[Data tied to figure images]
-.-.-
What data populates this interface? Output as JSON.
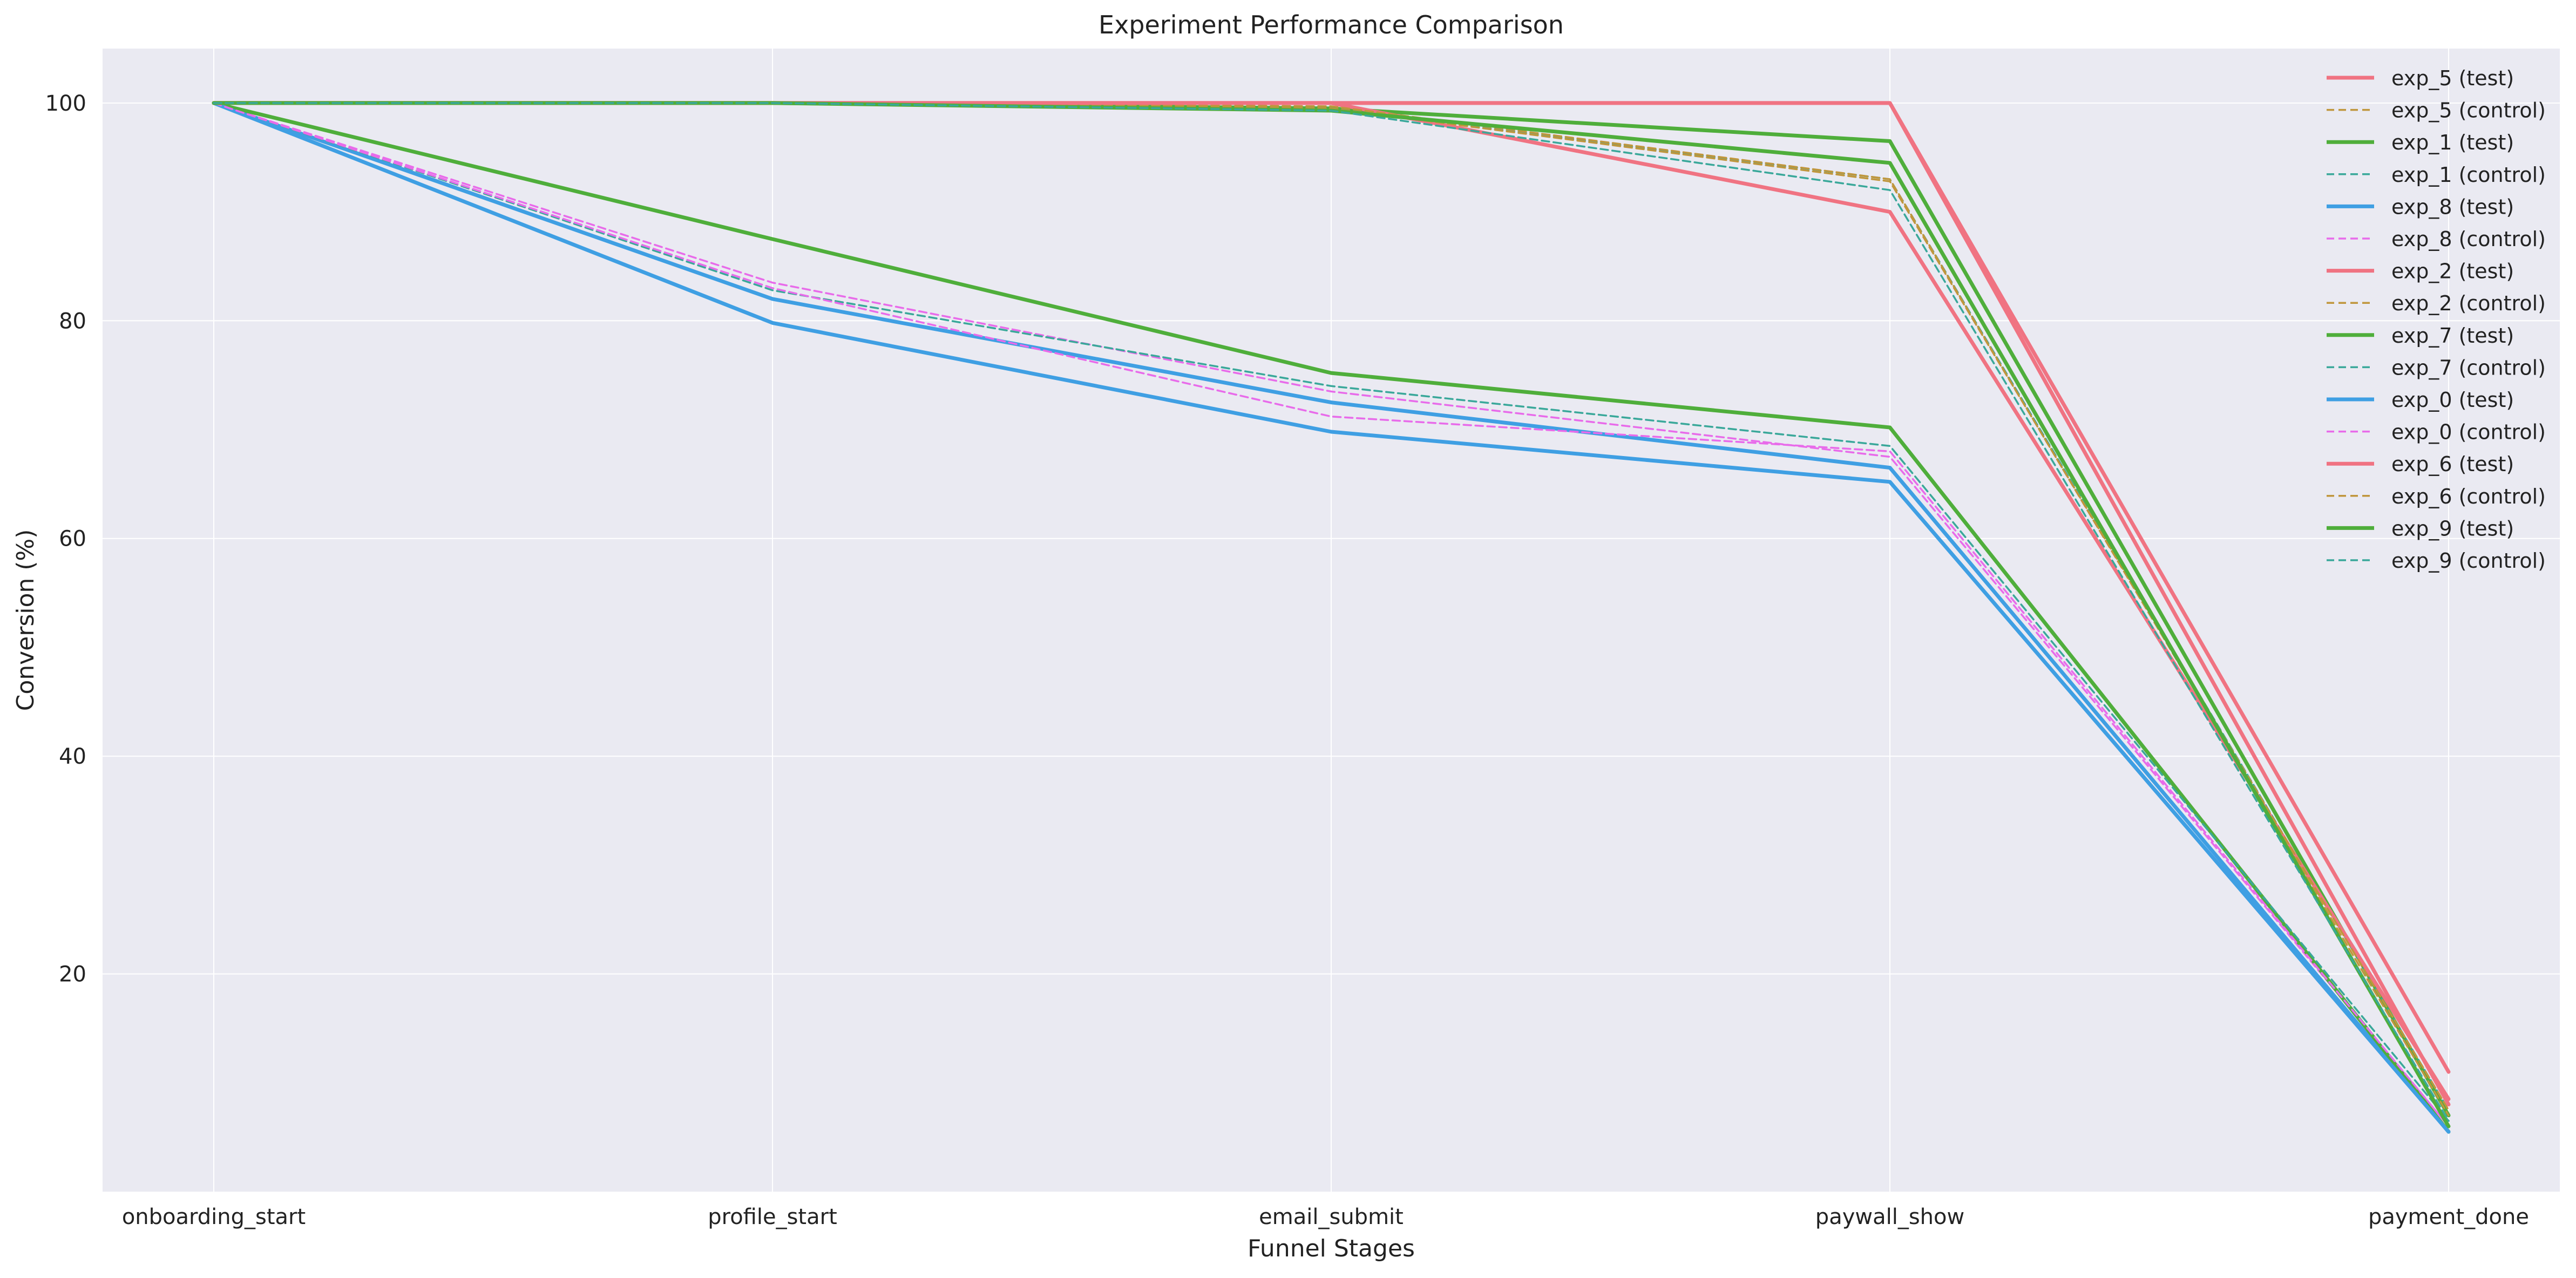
{
  "chart_data": {
    "type": "line",
    "title": "Experiment Performance Comparison",
    "xlabel": "Funnel Stages",
    "ylabel": "Conversion (%)",
    "categories": [
      "onboarding_start",
      "profile_start",
      "email_submit",
      "paywall_show",
      "payment_done"
    ],
    "ylim": [
      0,
      105
    ],
    "yticks": [
      20,
      40,
      60,
      80,
      100
    ],
    "grid": true,
    "legend_position": "top-right",
    "series": [
      {
        "name": "exp_5 (test)",
        "color": "#f07382",
        "dash": false,
        "values": [
          100,
          100,
          100,
          100,
          11.0
        ]
      },
      {
        "name": "exp_5 (control)",
        "color": "#c0963c",
        "dash": true,
        "values": [
          100,
          100,
          100,
          100,
          8.0
        ]
      },
      {
        "name": "exp_1 (test)",
        "color": "#4fae3b",
        "dash": false,
        "values": [
          100,
          100,
          99.5,
          96.5,
          7.0
        ]
      },
      {
        "name": "exp_1 (control)",
        "color": "#3aa89a",
        "dash": true,
        "values": [
          100,
          100,
          99.5,
          93.0,
          7.5
        ]
      },
      {
        "name": "exp_8 (test)",
        "color": "#3f9fe3",
        "dash": false,
        "values": [
          100,
          82.0,
          72.5,
          66.5,
          5.5
        ]
      },
      {
        "name": "exp_8 (control)",
        "color": "#e86bea",
        "dash": true,
        "values": [
          100,
          83.5,
          73.5,
          67.5,
          6.0
        ]
      },
      {
        "name": "exp_2 (test)",
        "color": "#f07382",
        "dash": false,
        "values": [
          100,
          100,
          100,
          90.0,
          8.5
        ]
      },
      {
        "name": "exp_2 (control)",
        "color": "#c0963c",
        "dash": true,
        "values": [
          100,
          100,
          99.7,
          93.0,
          7.0
        ]
      },
      {
        "name": "exp_7 (test)",
        "color": "#4fae3b",
        "dash": false,
        "values": [
          100,
          87.5,
          75.2,
          70.2,
          5.5
        ]
      },
      {
        "name": "exp_7 (control)",
        "color": "#3aa89a",
        "dash": true,
        "values": [
          100,
          82.8,
          74.0,
          68.5,
          6.5
        ]
      },
      {
        "name": "exp_0 (test)",
        "color": "#3f9fe3",
        "dash": false,
        "values": [
          100,
          79.8,
          69.8,
          65.2,
          5.5
        ]
      },
      {
        "name": "exp_0 (control)",
        "color": "#e86bea",
        "dash": true,
        "values": [
          100,
          83.0,
          71.2,
          68.0,
          6.0
        ]
      },
      {
        "name": "exp_6 (test)",
        "color": "#f07382",
        "dash": false,
        "values": [
          100,
          100,
          100,
          100,
          8.0
        ]
      },
      {
        "name": "exp_6 (control)",
        "color": "#c0963c",
        "dash": true,
        "values": [
          100,
          100,
          99.5,
          92.8,
          7.5
        ]
      },
      {
        "name": "exp_9 (test)",
        "color": "#4fae3b",
        "dash": false,
        "values": [
          100,
          100,
          99.3,
          94.5,
          6.0
        ]
      },
      {
        "name": "exp_9 (control)",
        "color": "#3aa89a",
        "dash": true,
        "values": [
          100,
          100,
          99.3,
          92.0,
          6.5
        ]
      }
    ]
  }
}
-.-.-
▸ **What is needed**: Could you reproduce every record above exactly, leaving out the pictures?

▸ **Final result**:
What data populates this interface? Output as JSON.
{
  "chart_data": {
    "type": "line",
    "title": "Experiment Performance Comparison",
    "xlabel": "Funnel Stages",
    "ylabel": "Conversion (%)",
    "categories": [
      "onboarding_start",
      "profile_start",
      "email_submit",
      "paywall_show",
      "payment_done"
    ],
    "ylim": [
      0,
      105
    ],
    "yticks": [
      20,
      40,
      60,
      80,
      100
    ],
    "grid": true,
    "legend_position": "top-right",
    "series": [
      {
        "name": "exp_5 (test)",
        "color": "#f07382",
        "dash": false,
        "values": [
          100,
          100,
          100,
          100,
          11.0
        ]
      },
      {
        "name": "exp_5 (control)",
        "color": "#c0963c",
        "dash": true,
        "values": [
          100,
          100,
          100,
          100,
          8.0
        ]
      },
      {
        "name": "exp_1 (test)",
        "color": "#4fae3b",
        "dash": false,
        "values": [
          100,
          100,
          99.5,
          96.5,
          7.0
        ]
      },
      {
        "name": "exp_1 (control)",
        "color": "#3aa89a",
        "dash": true,
        "values": [
          100,
          100,
          99.5,
          93.0,
          7.5
        ]
      },
      {
        "name": "exp_8 (test)",
        "color": "#3f9fe3",
        "dash": false,
        "values": [
          100,
          82.0,
          72.5,
          66.5,
          5.5
        ]
      },
      {
        "name": "exp_8 (control)",
        "color": "#e86bea",
        "dash": true,
        "values": [
          100,
          83.5,
          73.5,
          67.5,
          6.0
        ]
      },
      {
        "name": "exp_2 (test)",
        "color": "#f07382",
        "dash": false,
        "values": [
          100,
          100,
          100,
          90.0,
          8.5
        ]
      },
      {
        "name": "exp_2 (control)",
        "color": "#c0963c",
        "dash": true,
        "values": [
          100,
          100,
          99.7,
          93.0,
          7.0
        ]
      },
      {
        "name": "exp_7 (test)",
        "color": "#4fae3b",
        "dash": false,
        "values": [
          100,
          87.5,
          75.2,
          70.2,
          5.5
        ]
      },
      {
        "name": "exp_7 (control)",
        "color": "#3aa89a",
        "dash": true,
        "values": [
          100,
          82.8,
          74.0,
          68.5,
          6.5
        ]
      },
      {
        "name": "exp_0 (test)",
        "color": "#3f9fe3",
        "dash": false,
        "values": [
          100,
          79.8,
          69.8,
          65.2,
          5.5
        ]
      },
      {
        "name": "exp_0 (control)",
        "color": "#e86bea",
        "dash": true,
        "values": [
          100,
          83.0,
          71.2,
          68.0,
          6.0
        ]
      },
      {
        "name": "exp_6 (test)",
        "color": "#f07382",
        "dash": false,
        "values": [
          100,
          100,
          100,
          100,
          8.0
        ]
      },
      {
        "name": "exp_6 (control)",
        "color": "#c0963c",
        "dash": true,
        "values": [
          100,
          100,
          99.5,
          92.8,
          7.5
        ]
      },
      {
        "name": "exp_9 (test)",
        "color": "#4fae3b",
        "dash": false,
        "values": [
          100,
          100,
          99.3,
          94.5,
          6.0
        ]
      },
      {
        "name": "exp_9 (control)",
        "color": "#3aa89a",
        "dash": true,
        "values": [
          100,
          100,
          99.3,
          92.0,
          6.5
        ]
      }
    ]
  }
}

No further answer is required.